### Reading text
========

Hi have to do the followign and have been racking my brain with
various solutions that have had no so great results.

I want to use the System.Net.WebClient to submit data to a form (log a
user in) and then redirect to the correct article.

Here is the scenerio.
If you are not logged into the site for certain articles you are
redirected to a shtml login page. The login.shtml page posts to
another url for authentication and then lets you in. If have clicked
on an article that you have to log in to, then you are sent to the
login page with an appeneded URL,
http://www.domainname.com?orq:http:/..._2653091.shtml.
I have tried setting a webclient request to the url that the above
login form posts too, but I keep getting Method Not Allowed.

Any Ideas?


Nov 18 '05 #3
Scott,
FYI - that was one of the best articles on the subject I ever read.
I was completely stuck on this issue about 6 months ago and I implemented it
straight away using the concepts you presented here.

Excellent work and explanation.
--
Joe Fallon

"Scott Allen" <bitmask@[nospam].fred.net> wrote in message
news:av********************************@4ax.com...
I have an exampe of this here:

http://odetocode.com/Articles/162.aspx

It's basically posting to the login form, getting the cookie back, and
then making sure to send the cookie along when requesting the
protected content.

========

### Written instruction 1
Answer these questions about the forum thread, marking each answer with its letter:
(a) What error keeps coming back when a WebClient request is sent to the URL that the login form posts to?
(b) About how long ago was Joe Fallon stuck on this issue?
(c) What has to be sent along when requesting the protected content?
The forum thread and the entries after it come from separate, unrelated sources.

========

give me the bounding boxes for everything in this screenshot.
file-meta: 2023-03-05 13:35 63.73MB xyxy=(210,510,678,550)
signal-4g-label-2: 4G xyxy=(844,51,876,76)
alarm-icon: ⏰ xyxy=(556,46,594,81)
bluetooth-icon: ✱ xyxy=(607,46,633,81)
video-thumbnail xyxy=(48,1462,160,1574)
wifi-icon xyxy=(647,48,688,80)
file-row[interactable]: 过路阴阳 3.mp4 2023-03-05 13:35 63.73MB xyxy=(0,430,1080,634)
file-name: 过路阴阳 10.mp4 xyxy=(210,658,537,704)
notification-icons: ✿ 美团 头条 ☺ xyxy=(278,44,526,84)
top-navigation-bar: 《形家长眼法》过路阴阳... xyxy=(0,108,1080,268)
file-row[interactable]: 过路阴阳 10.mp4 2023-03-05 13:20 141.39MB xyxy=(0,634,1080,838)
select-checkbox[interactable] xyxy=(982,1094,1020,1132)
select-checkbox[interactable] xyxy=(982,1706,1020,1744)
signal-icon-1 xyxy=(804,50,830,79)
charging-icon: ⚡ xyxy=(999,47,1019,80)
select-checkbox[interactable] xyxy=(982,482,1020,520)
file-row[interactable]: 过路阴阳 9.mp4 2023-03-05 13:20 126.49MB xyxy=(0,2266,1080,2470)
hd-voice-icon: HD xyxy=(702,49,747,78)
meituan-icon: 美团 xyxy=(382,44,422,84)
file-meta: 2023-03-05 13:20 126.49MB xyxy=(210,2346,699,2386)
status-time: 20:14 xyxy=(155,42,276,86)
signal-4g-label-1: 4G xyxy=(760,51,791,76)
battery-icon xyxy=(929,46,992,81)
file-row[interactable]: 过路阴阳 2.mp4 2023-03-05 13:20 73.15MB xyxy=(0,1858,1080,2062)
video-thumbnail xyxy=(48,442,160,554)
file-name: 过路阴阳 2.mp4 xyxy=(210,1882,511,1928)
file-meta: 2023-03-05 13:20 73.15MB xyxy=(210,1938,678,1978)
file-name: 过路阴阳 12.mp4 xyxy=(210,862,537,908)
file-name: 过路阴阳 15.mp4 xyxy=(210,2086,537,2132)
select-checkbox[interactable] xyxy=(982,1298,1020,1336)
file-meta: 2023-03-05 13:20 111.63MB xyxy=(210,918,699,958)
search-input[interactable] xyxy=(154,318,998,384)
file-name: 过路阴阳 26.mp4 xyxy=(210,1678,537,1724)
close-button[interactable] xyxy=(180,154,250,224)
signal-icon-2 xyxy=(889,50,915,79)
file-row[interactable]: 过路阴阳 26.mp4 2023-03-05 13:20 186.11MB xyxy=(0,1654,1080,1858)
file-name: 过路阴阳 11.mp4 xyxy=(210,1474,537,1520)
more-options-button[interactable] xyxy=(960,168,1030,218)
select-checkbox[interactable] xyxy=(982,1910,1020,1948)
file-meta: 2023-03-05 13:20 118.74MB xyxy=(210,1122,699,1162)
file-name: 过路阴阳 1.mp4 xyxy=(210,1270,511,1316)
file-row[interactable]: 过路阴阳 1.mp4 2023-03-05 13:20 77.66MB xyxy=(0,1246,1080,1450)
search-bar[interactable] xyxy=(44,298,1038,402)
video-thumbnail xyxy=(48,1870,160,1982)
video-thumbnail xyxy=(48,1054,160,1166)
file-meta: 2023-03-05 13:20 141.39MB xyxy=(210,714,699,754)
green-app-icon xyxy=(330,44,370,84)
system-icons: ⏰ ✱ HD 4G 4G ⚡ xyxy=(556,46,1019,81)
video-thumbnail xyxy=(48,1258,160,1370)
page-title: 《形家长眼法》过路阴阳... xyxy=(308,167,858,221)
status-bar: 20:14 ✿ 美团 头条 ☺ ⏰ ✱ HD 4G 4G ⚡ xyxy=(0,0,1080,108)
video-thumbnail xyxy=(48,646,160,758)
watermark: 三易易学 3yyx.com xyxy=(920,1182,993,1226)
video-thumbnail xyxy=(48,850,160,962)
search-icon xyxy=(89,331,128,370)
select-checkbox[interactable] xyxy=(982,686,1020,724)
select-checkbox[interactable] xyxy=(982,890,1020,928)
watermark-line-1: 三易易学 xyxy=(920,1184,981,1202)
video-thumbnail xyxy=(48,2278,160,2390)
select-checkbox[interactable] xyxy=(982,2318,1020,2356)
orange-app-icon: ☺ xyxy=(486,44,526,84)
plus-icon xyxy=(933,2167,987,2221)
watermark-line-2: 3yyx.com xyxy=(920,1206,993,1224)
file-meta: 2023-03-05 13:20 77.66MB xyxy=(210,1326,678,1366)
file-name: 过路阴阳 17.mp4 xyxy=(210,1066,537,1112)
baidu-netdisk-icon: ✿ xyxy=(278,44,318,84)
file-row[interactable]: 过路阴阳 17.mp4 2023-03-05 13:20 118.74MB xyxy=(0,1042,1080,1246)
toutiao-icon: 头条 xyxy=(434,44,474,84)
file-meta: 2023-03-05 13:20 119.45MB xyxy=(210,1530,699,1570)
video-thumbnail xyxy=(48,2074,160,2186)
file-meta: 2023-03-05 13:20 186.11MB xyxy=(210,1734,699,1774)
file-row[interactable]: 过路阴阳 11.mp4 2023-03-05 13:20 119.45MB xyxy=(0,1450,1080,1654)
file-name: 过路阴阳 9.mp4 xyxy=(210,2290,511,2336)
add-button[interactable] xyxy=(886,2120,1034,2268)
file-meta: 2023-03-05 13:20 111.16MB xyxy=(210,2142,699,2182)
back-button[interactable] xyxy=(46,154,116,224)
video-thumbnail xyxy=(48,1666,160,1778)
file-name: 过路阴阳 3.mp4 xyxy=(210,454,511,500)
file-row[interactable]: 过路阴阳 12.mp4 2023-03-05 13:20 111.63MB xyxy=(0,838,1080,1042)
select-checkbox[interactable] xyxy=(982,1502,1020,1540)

========

### Written instruction 2
Please lay out the entries from their start through the line holding "battery-icon xyxy=(929,46,992,81)", inclusive, as a JSON list of strings, one string per line, leaving out blank lines.

### Complete output 1
(a) Method Not Allowed
(b) About 6 months ago
(c) The cookie

### Complete output 2
[
  "give me the bounding boxes for everything in this screenshot.",
  "file-meta: 2023-03-05 13:35 63.73MB xyxy=(210,510,678,550)",
  "signal-4g-label-2: 4G xyxy=(844,51,876,76)",
  "alarm-icon: ⏰ xyxy=(556,46,594,81)",
  "bluetooth-icon: ✱ xyxy=(607,46,633,81)",
  "video-thumbnail xyxy=(48,1462,160,1574)",
  "wifi-icon xyxy=(647,48,688,80)",
  "file-row[interactable]: 过路阴阳 3.mp4 2023-03-05 13:35 63.73MB xyxy=(0,430,1080,634)",
  "file-name: 过路阴阳 10.mp4 xyxy=(210,658,537,704)",
  "notification-icons: ✿ 美团 头条 ☺ xyxy=(278,44,526,84)",
  "top-navigation-bar: 《形家长眼法》过路阴阳... xyxy=(0,108,1080,268)",
  "file-row[interactable]: 过路阴阳 10.mp4 2023-03-05 13:20 141.39MB xyxy=(0,634,1080,838)",
  "select-checkbox[interactable] xyxy=(982,1094,1020,1132)",
  "select-checkbox[interactable] xyxy=(982,1706,1020,1744)",
  "signal-icon-1 xyxy=(804,50,830,79)",
  "charging-icon: ⚡ xyxy=(999,47,1019,80)",
  "select-checkbox[interactable] xyxy=(982,482,1020,520)",
  "file-row[interactable]: 过路阴阳 9.mp4 2023-03-05 13:20 126.49MB xyxy=(0,2266,1080,2470)",
  "hd-voice-icon: HD xyxy=(702,49,747,78)",
  "meituan-icon: 美团 xyxy=(382,44,422,84)",
  "file-meta: 2023-03-05 13:20 126.49MB xyxy=(210,2346,699,2386)",
  "status-time: 20:14 xyxy=(155,42,276,86)",
  "signal-4g-label-1: 4G xyxy=(760,51,791,76)",
  "battery-icon xyxy=(929,46,992,81)"
]